**WHAT THE EXERCISE ASKS**:
Report, as a bare number, how many lines of the material below contain the word "this".

**SUPPLIED RECORDS**:
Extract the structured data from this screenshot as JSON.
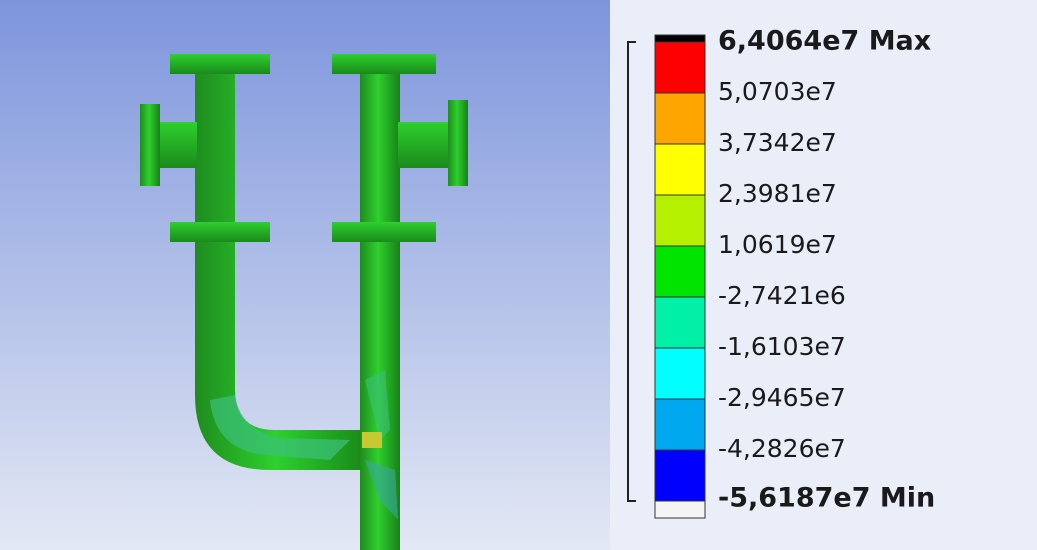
{
  "legend": {
    "band_colors": [
      "#000000",
      "#ff0000",
      "#ffa500",
      "#ffff00",
      "#b4f000",
      "#00e400",
      "#00f0a8",
      "#00ffff",
      "#00a8f0",
      "#0000ff",
      "#f4f4f4"
    ],
    "entries": [
      {
        "label": "6,4064e7 Max"
      },
      {
        "label": "5,0703e7"
      },
      {
        "label": "3,7342e7"
      },
      {
        "label": "2,3981e7"
      },
      {
        "label": "1,0619e7"
      },
      {
        "label": "-2,7421e6"
      },
      {
        "label": "-1,6103e7"
      },
      {
        "label": "-2,9465e7"
      },
      {
        "label": "-4,2826e7"
      },
      {
        "label": "-5,6187e7 Min"
      }
    ]
  }
}
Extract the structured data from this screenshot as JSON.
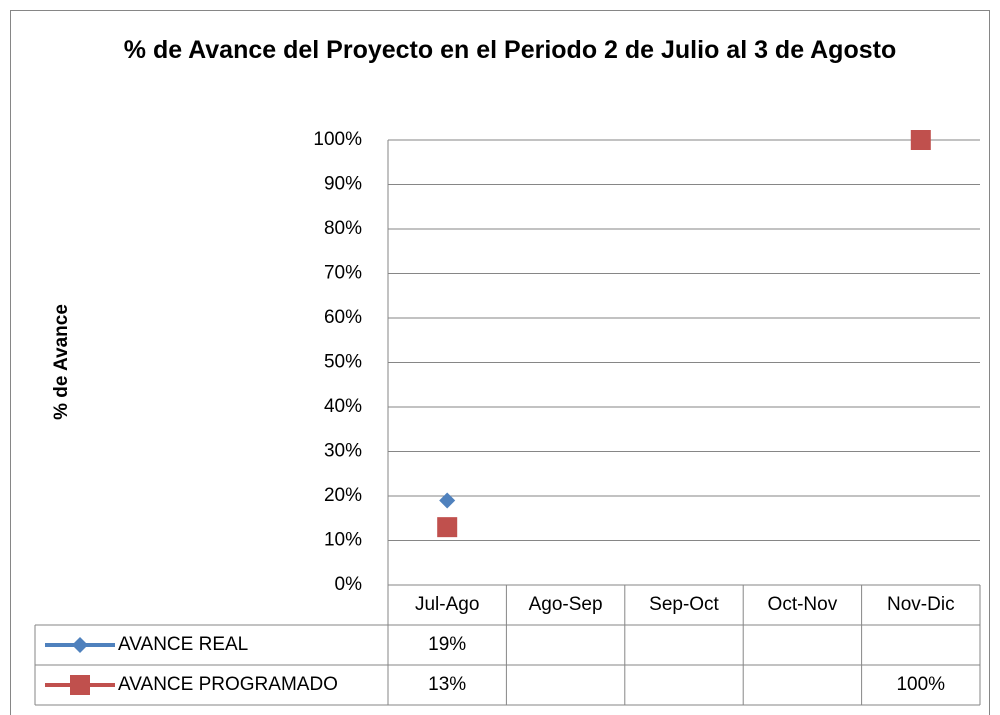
{
  "chart_data": {
    "type": "line",
    "title": "% de Avance del Proyecto en el Periodo 2 de Julio al 3 de Agosto",
    "y_label": "% de Avance",
    "categories": [
      "Jul-Ago",
      "Ago-Sep",
      "Sep-Oct",
      "Oct-Nov",
      "Nov-Dic"
    ],
    "series": [
      {
        "name": "AVANCE REAL",
        "color": "#4f81bd",
        "marker": "diamond",
        "values": [
          19,
          null,
          null,
          null,
          null
        ],
        "value_labels": [
          "19%",
          null,
          null,
          null,
          null
        ]
      },
      {
        "name": "AVANCE PROGRAMADO",
        "color": "#c0504d",
        "marker": "square",
        "values": [
          13,
          null,
          null,
          null,
          100
        ],
        "value_labels": [
          "13%",
          null,
          null,
          null,
          "100%"
        ]
      }
    ],
    "ylim": [
      0,
      100
    ],
    "yticks": [
      {
        "value": 0,
        "label": "0%"
      },
      {
        "value": 10,
        "label": "10%"
      },
      {
        "value": 20,
        "label": "20%"
      },
      {
        "value": 30,
        "label": "30%"
      },
      {
        "value": 40,
        "label": "40%"
      },
      {
        "value": 50,
        "label": "50%"
      },
      {
        "value": 60,
        "label": "60%"
      },
      {
        "value": 70,
        "label": "70%"
      },
      {
        "value": 80,
        "label": "80%"
      },
      {
        "value": 90,
        "label": "90%"
      },
      {
        "value": 100,
        "label": "100%"
      }
    ],
    "grid": true,
    "data_table": true
  }
}
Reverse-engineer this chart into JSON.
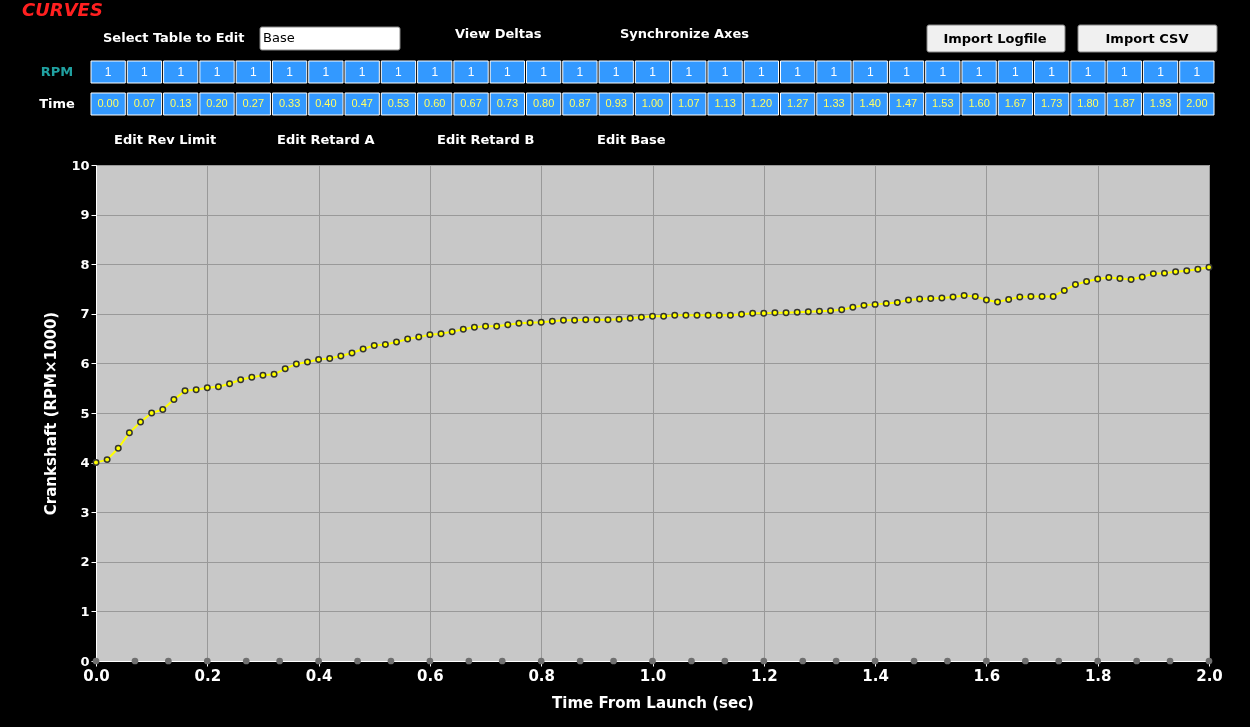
{
  "chart_data": {
    "type": "line",
    "title": "CURVES",
    "xlabel": "Time From Launch (sec)",
    "ylabel": "Crankshaft (RPM×1000)",
    "annotations": [
      "Select Table to Edit",
      "Base",
      "View Deltas",
      "Synchronize Axes",
      "Import Logfile",
      "Import CSV",
      "RPM",
      "Time",
      "Edit Rev Limit",
      "Edit Retard A",
      "Edit Retard B",
      "Edit Base",
      "1",
      "1",
      "1",
      "1",
      "1",
      "1",
      "1",
      "1",
      "1",
      "1",
      "1",
      "1",
      "1",
      "1",
      "1",
      "1",
      "1",
      "1",
      "1",
      "1",
      "1",
      "1",
      "1",
      "1",
      "1",
      "1",
      "1",
      "1",
      "1",
      "1",
      "1",
      "0.00",
      "0.07",
      "0.13",
      "0.20",
      "0.27",
      "0.33",
      "0.40",
      "0.47",
      "0.53",
      "0.60",
      "0.67",
      "0.73",
      "0.80",
      "0.87",
      "0.93",
      "1.00",
      "1.07",
      "1.13",
      "1.20",
      "1.27",
      "1.33",
      "1.40",
      "1.47",
      "1.53",
      "1.60",
      "1.67",
      "1.73",
      "1.80",
      "1.87",
      "1.93",
      "2.00"
    ],
    "xlim": [
      0,
      2
    ],
    "xticks": [
      {
        "value": 0,
        "label": "0.0"
      },
      {
        "value": 0.2,
        "label": "0.2"
      },
      {
        "value": 0.4,
        "label": "0.4"
      },
      {
        "value": 0.6,
        "label": "0.6"
      },
      {
        "value": 0.8,
        "label": "0.8"
      },
      {
        "value": 1,
        "label": "1.0"
      },
      {
        "value": 1.2,
        "label": "1.2"
      },
      {
        "value": 1.4,
        "label": "1.4"
      },
      {
        "value": 1.6,
        "label": "1.6"
      },
      {
        "value": 1.8,
        "label": "1.8"
      },
      {
        "value": 2,
        "label": "2.0"
      }
    ],
    "ylim": [
      0,
      10
    ],
    "yticks": [
      0,
      1,
      2,
      3,
      4,
      5,
      6,
      7,
      8,
      9,
      10
    ],
    "grid": true,
    "legend": false,
    "marker": "circle",
    "line_style": "solid",
    "series": [
      {
        "color": "#ffff00",
        "x": [
          0,
          0.02,
          0.04,
          0.06,
          0.08,
          0.1,
          0.12,
          0.14,
          0.16,
          0.18,
          0.2,
          0.22,
          0.24,
          0.26,
          0.28,
          0.3,
          0.32,
          0.34,
          0.36,
          0.38,
          0.4,
          0.42,
          0.44,
          0.46,
          0.48,
          0.5,
          0.52,
          0.54,
          0.56,
          0.58,
          0.6,
          0.62,
          0.64,
          0.66,
          0.68,
          0.7,
          0.72,
          0.74,
          0.76,
          0.78,
          0.8,
          0.82,
          0.84,
          0.86,
          0.88,
          0.9,
          0.92,
          0.94,
          0.96,
          0.98,
          1,
          1.02,
          1.04,
          1.06,
          1.08,
          1.1,
          1.12,
          1.14,
          1.16,
          1.18,
          1.2,
          1.22,
          1.24,
          1.26,
          1.28,
          1.3,
          1.32,
          1.34,
          1.36,
          1.38,
          1.4,
          1.42,
          1.44,
          1.46,
          1.48,
          1.5,
          1.52,
          1.54,
          1.56,
          1.58,
          1.6,
          1.62,
          1.64,
          1.66,
          1.68,
          1.7,
          1.72,
          1.74,
          1.76,
          1.78,
          1.8,
          1.82,
          1.84,
          1.86,
          1.88,
          1.9,
          1.92,
          1.94,
          1.96,
          1.98,
          2
        ],
        "values": [
          4.0,
          4.06,
          4.29,
          4.6,
          4.82,
          5.0,
          5.07,
          5.27,
          5.45,
          5.47,
          5.51,
          5.53,
          5.59,
          5.67,
          5.72,
          5.76,
          5.78,
          5.89,
          5.99,
          6.03,
          6.08,
          6.1,
          6.15,
          6.21,
          6.29,
          6.36,
          6.38,
          6.43,
          6.49,
          6.53,
          6.58,
          6.6,
          6.64,
          6.69,
          6.73,
          6.75,
          6.75,
          6.78,
          6.81,
          6.82,
          6.83,
          6.85,
          6.87,
          6.87,
          6.88,
          6.88,
          6.88,
          6.89,
          6.91,
          6.93,
          6.95,
          6.95,
          6.97,
          6.97,
          6.97,
          6.97,
          6.97,
          6.97,
          6.99,
          7.01,
          7.01,
          7.02,
          7.02,
          7.03,
          7.04,
          7.05,
          7.06,
          7.08,
          7.13,
          7.17,
          7.19,
          7.21,
          7.23,
          7.28,
          7.3,
          7.31,
          7.32,
          7.34,
          7.37,
          7.35,
          7.28,
          7.24,
          7.29,
          7.34,
          7.35,
          7.35,
          7.35,
          7.47,
          7.59,
          7.65,
          7.7,
          7.73,
          7.71,
          7.69,
          7.74,
          7.81,
          7.82,
          7.85,
          7.87,
          7.9,
          7.94
        ]
      },
      {
        "type": "scatter",
        "color": "#707070",
        "x": [
          0.0,
          0.07,
          0.13,
          0.2,
          0.27,
          0.33,
          0.4,
          0.47,
          0.53,
          0.6,
          0.67,
          0.73,
          0.8,
          0.87,
          0.93,
          1.0,
          1.07,
          1.13,
          1.2,
          1.27,
          1.33,
          1.4,
          1.47,
          1.53,
          1.6,
          1.67,
          1.73,
          1.8,
          1.87,
          1.93,
          2.0
        ],
        "values": [
          0,
          0,
          0,
          0,
          0,
          0,
          0,
          0,
          0,
          0,
          0,
          0,
          0,
          0,
          0,
          0,
          0,
          0,
          0,
          0,
          0,
          0,
          0,
          0,
          0,
          0,
          0,
          0,
          0,
          0,
          0
        ]
      }
    ]
  }
}
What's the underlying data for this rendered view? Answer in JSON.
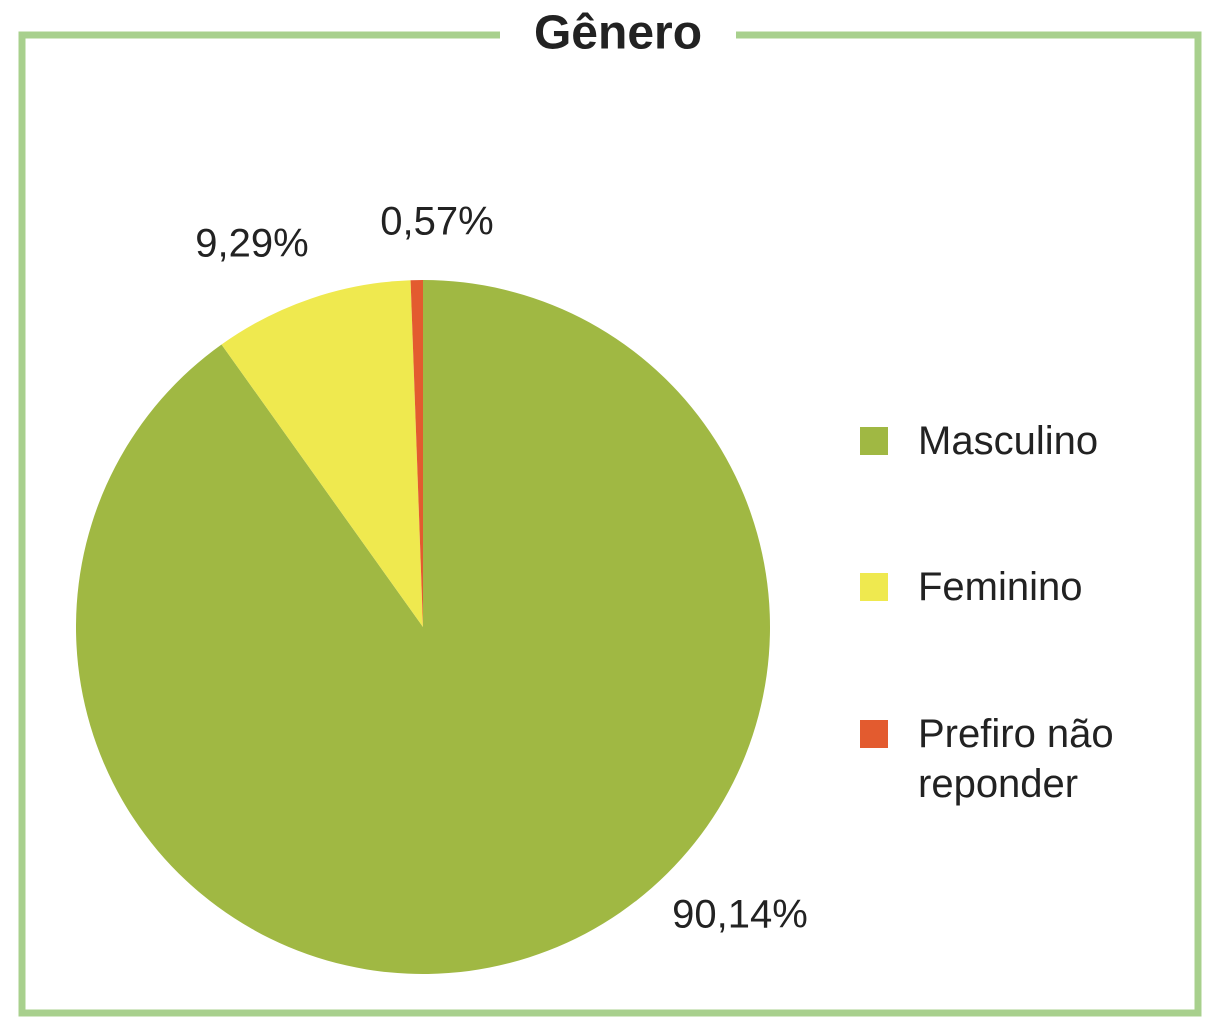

**PROBLEM SOLUTION**:
4